(Saved data entries)
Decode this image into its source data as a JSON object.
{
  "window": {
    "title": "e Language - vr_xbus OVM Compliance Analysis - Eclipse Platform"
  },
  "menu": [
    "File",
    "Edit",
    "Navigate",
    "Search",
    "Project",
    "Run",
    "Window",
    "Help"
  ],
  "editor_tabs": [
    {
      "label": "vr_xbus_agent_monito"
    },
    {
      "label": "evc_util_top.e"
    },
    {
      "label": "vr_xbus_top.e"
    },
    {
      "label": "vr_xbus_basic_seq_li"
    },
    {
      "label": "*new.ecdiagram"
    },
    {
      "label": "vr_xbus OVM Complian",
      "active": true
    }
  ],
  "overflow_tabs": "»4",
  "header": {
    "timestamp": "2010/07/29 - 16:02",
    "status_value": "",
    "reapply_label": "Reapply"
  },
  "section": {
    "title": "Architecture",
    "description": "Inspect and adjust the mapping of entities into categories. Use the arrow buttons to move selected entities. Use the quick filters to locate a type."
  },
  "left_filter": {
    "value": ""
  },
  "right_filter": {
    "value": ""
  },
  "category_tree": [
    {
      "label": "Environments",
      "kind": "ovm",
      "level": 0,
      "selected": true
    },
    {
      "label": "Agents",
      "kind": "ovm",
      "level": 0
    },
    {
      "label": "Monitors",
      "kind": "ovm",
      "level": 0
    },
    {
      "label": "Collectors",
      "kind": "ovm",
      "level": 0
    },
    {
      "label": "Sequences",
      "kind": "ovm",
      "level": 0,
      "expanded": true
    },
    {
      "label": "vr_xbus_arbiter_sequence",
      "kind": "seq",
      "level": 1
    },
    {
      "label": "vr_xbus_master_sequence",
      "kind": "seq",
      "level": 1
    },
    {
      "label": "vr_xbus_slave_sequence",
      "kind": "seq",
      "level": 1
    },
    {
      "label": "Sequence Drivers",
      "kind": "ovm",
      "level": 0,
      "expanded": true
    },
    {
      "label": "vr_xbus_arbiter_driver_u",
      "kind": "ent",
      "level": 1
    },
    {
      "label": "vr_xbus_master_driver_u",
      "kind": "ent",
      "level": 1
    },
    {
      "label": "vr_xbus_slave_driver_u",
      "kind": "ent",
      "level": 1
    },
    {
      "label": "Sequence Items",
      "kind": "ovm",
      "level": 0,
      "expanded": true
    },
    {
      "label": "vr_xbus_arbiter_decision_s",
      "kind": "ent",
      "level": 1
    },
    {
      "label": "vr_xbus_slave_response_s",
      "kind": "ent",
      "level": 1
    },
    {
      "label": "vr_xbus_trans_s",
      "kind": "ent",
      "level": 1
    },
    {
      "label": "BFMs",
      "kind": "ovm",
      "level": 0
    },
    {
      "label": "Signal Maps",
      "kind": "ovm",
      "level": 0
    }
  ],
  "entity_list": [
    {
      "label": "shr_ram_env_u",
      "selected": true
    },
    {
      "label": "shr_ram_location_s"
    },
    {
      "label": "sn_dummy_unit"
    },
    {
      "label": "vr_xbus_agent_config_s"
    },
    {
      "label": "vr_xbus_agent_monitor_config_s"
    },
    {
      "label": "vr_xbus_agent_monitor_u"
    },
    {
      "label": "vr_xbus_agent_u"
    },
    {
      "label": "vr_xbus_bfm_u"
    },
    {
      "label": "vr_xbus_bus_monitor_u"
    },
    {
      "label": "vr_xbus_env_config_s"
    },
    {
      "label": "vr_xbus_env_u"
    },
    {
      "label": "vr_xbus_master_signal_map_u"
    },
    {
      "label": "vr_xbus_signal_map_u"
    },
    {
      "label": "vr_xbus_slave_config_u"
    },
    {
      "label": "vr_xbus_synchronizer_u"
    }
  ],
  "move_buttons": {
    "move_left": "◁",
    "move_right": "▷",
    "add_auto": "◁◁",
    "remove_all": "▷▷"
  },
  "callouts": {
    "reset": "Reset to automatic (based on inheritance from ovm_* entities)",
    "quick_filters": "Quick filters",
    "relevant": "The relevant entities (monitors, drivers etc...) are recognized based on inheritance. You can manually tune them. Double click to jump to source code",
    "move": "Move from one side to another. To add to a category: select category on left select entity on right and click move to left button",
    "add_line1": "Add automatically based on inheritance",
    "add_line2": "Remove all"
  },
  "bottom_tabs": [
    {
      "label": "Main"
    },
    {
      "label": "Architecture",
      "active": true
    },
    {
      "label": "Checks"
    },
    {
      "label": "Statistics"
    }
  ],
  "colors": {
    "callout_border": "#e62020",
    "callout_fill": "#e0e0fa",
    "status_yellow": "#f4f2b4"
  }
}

> **What is expected**:
Using the data above, print every record exactly as shown.

> **Full output**:
Decode this image into its source data as a JSON object.
{
  "window": {
    "title": "e Language - vr_xbus OVM Compliance Analysis - Eclipse Platform"
  },
  "menu": [
    "File",
    "Edit",
    "Navigate",
    "Search",
    "Project",
    "Run",
    "Window",
    "Help"
  ],
  "editor_tabs": [
    {
      "label": "vr_xbus_agent_monito"
    },
    {
      "label": "evc_util_top.e"
    },
    {
      "label": "vr_xbus_top.e"
    },
    {
      "label": "vr_xbus_basic_seq_li"
    },
    {
      "label": "*new.ecdiagram"
    },
    {
      "label": "vr_xbus OVM Complian",
      "active": true
    }
  ],
  "overflow_tabs": "»4",
  "header": {
    "timestamp": "2010/07/29 - 16:02",
    "status_value": "",
    "reapply_label": "Reapply"
  },
  "section": {
    "title": "Architecture",
    "description": "Inspect and adjust the mapping of entities into categories. Use the arrow buttons to move selected entities. Use the quick filters to locate a type."
  },
  "left_filter": {
    "value": ""
  },
  "right_filter": {
    "value": ""
  },
  "category_tree": [
    {
      "label": "Environments",
      "kind": "ovm",
      "level": 0,
      "selected": true
    },
    {
      "label": "Agents",
      "kind": "ovm",
      "level": 0
    },
    {
      "label": "Monitors",
      "kind": "ovm",
      "level": 0
    },
    {
      "label": "Collectors",
      "kind": "ovm",
      "level": 0
    },
    {
      "label": "Sequences",
      "kind": "ovm",
      "level": 0,
      "expanded": true
    },
    {
      "label": "vr_xbus_arbiter_sequence",
      "kind": "seq",
      "level": 1
    },
    {
      "label": "vr_xbus_master_sequence",
      "kind": "seq",
      "level": 1
    },
    {
      "label": "vr_xbus_slave_sequence",
      "kind": "seq",
      "level": 1
    },
    {
      "label": "Sequence Drivers",
      "kind": "ovm",
      "level": 0,
      "expanded": true
    },
    {
      "label": "vr_xbus_arbiter_driver_u",
      "kind": "ent",
      "level": 1
    },
    {
      "label": "vr_xbus_master_driver_u",
      "kind": "ent",
      "level": 1
    },
    {
      "label": "vr_xbus_slave_driver_u",
      "kind": "ent",
      "level": 1
    },
    {
      "label": "Sequence Items",
      "kind": "ovm",
      "level": 0,
      "expanded": true
    },
    {
      "label": "vr_xbus_arbiter_decision_s",
      "kind": "ent",
      "level": 1
    },
    {
      "label": "vr_xbus_slave_response_s",
      "kind": "ent",
      "level": 1
    },
    {
      "label": "vr_xbus_trans_s",
      "kind": "ent",
      "level": 1
    },
    {
      "label": "BFMs",
      "kind": "ovm",
      "level": 0
    },
    {
      "label": "Signal Maps",
      "kind": "ovm",
      "level": 0
    }
  ],
  "entity_list": [
    {
      "label": "shr_ram_env_u",
      "selected": true
    },
    {
      "label": "shr_ram_location_s"
    },
    {
      "label": "sn_dummy_unit"
    },
    {
      "label": "vr_xbus_agent_config_s"
    },
    {
      "label": "vr_xbus_agent_monitor_config_s"
    },
    {
      "label": "vr_xbus_agent_monitor_u"
    },
    {
      "label": "vr_xbus_agent_u"
    },
    {
      "label": "vr_xbus_bfm_u"
    },
    {
      "label": "vr_xbus_bus_monitor_u"
    },
    {
      "label": "vr_xbus_env_config_s"
    },
    {
      "label": "vr_xbus_env_u"
    },
    {
      "label": "vr_xbus_master_signal_map_u"
    },
    {
      "label": "vr_xbus_signal_map_u"
    },
    {
      "label": "vr_xbus_slave_config_u"
    },
    {
      "label": "vr_xbus_synchronizer_u"
    }
  ],
  "move_buttons": {
    "move_left": "◁",
    "move_right": "▷",
    "add_auto": "◁◁",
    "remove_all": "▷▷"
  },
  "callouts": {
    "reset": "Reset to automatic (based on inheritance from ovm_* entities)",
    "quick_filters": "Quick filters",
    "relevant": "The relevant entities (monitors, drivers etc...) are recognized based on inheritance. You can manually tune them. Double click to jump to source code",
    "move": "Move from one side to another. To add to a category: select category on left select entity on right and click move to left button",
    "add_line1": "Add automatically based on inheritance",
    "add_line2": "Remove all"
  },
  "bottom_tabs": [
    {
      "label": "Main"
    },
    {
      "label": "Architecture",
      "active": true
    },
    {
      "label": "Checks"
    },
    {
      "label": "Statistics"
    }
  ],
  "colors": {
    "callout_border": "#e62020",
    "callout_fill": "#e0e0fa",
    "status_yellow": "#f4f2b4"
  }
}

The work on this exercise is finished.